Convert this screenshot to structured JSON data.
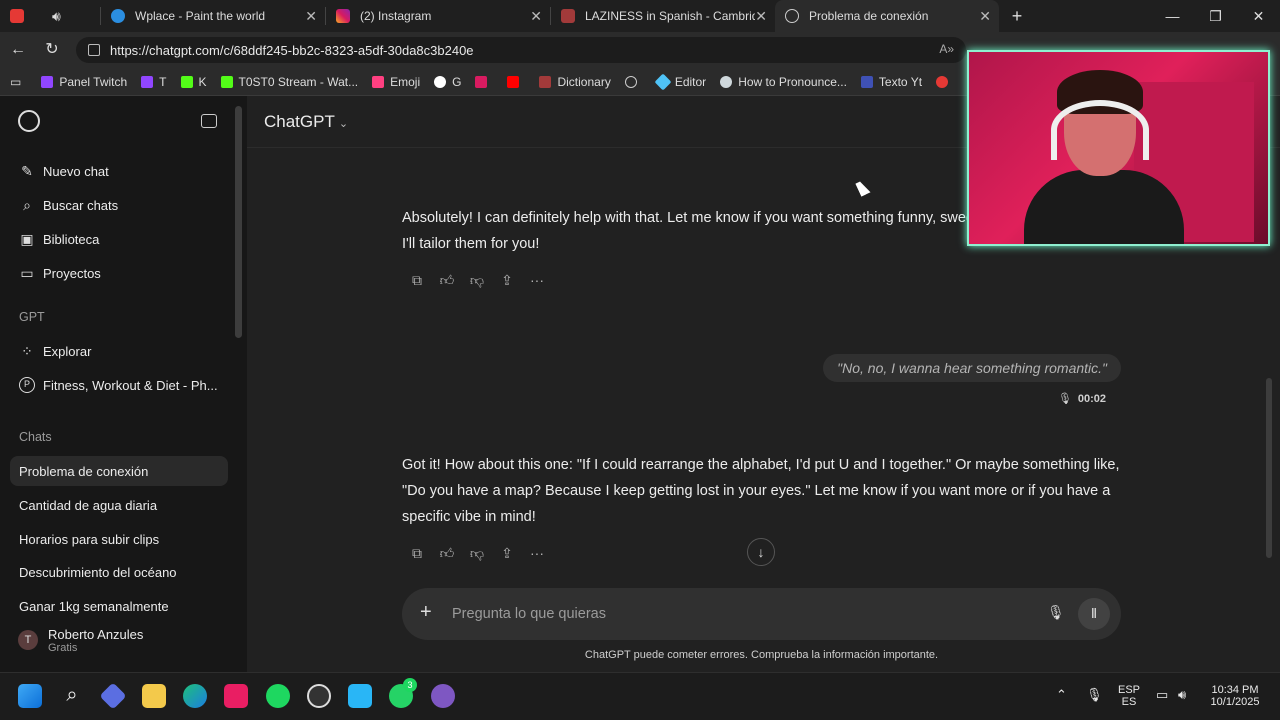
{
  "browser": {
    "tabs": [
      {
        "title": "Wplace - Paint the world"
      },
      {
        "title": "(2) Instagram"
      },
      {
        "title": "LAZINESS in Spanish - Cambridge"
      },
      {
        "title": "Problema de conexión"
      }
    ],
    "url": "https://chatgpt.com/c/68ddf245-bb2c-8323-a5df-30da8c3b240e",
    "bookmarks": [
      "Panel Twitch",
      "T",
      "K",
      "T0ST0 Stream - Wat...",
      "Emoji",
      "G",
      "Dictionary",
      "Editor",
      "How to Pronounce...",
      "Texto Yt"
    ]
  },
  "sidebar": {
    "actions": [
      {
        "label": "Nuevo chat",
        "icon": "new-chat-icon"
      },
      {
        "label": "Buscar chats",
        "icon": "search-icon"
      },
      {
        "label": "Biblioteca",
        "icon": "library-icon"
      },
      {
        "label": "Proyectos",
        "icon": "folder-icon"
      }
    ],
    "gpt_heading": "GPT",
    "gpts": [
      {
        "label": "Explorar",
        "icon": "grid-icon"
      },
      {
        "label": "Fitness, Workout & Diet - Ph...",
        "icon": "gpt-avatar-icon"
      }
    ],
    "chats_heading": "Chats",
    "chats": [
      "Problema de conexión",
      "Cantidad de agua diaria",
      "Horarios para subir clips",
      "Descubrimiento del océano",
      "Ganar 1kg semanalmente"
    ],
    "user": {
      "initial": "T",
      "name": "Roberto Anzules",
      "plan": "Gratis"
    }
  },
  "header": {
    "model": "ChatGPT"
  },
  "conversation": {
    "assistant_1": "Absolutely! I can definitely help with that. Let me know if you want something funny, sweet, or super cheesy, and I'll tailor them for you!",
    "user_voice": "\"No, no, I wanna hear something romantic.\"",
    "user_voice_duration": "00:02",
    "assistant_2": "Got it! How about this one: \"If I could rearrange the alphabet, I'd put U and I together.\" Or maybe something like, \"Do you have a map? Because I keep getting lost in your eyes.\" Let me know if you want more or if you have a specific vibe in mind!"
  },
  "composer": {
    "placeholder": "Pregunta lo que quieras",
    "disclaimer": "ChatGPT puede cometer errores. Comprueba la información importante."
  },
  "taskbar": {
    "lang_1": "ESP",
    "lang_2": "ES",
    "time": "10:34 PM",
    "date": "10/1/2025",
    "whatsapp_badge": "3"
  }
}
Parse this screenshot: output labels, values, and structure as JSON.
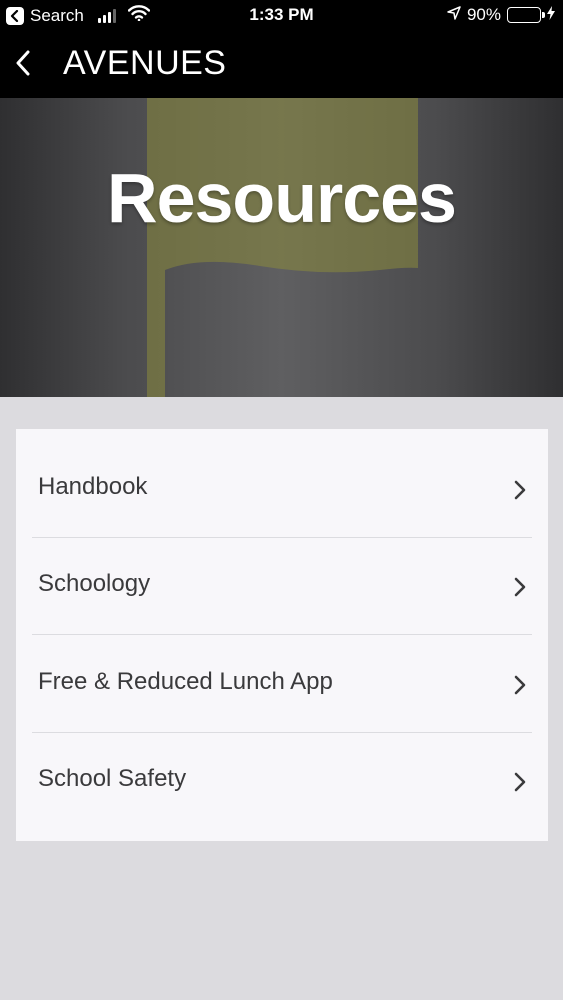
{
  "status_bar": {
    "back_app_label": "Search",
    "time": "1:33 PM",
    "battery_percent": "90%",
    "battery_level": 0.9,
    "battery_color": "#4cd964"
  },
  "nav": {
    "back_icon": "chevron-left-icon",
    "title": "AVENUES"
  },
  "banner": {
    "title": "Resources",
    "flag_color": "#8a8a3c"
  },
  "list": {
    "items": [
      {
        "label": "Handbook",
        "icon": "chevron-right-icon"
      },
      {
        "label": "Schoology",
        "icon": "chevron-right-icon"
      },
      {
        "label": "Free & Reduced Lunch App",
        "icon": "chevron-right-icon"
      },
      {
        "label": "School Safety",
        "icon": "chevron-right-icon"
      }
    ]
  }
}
* * * * * * *
Begin with the line containing "Parse this screenshot: output" and end with the final line of the data, printing those lines exactly and only; pictures are left out.

[FINISHED EXERCISE]
Parse this screenshot: output labels, values, and structure as JSON.
{
  "status_bar": {
    "back_app_label": "Search",
    "time": "1:33 PM",
    "battery_percent": "90%",
    "battery_level": 0.9,
    "battery_color": "#4cd964"
  },
  "nav": {
    "back_icon": "chevron-left-icon",
    "title": "AVENUES"
  },
  "banner": {
    "title": "Resources",
    "flag_color": "#8a8a3c"
  },
  "list": {
    "items": [
      {
        "label": "Handbook",
        "icon": "chevron-right-icon"
      },
      {
        "label": "Schoology",
        "icon": "chevron-right-icon"
      },
      {
        "label": "Free & Reduced Lunch App",
        "icon": "chevron-right-icon"
      },
      {
        "label": "School Safety",
        "icon": "chevron-right-icon"
      }
    ]
  }
}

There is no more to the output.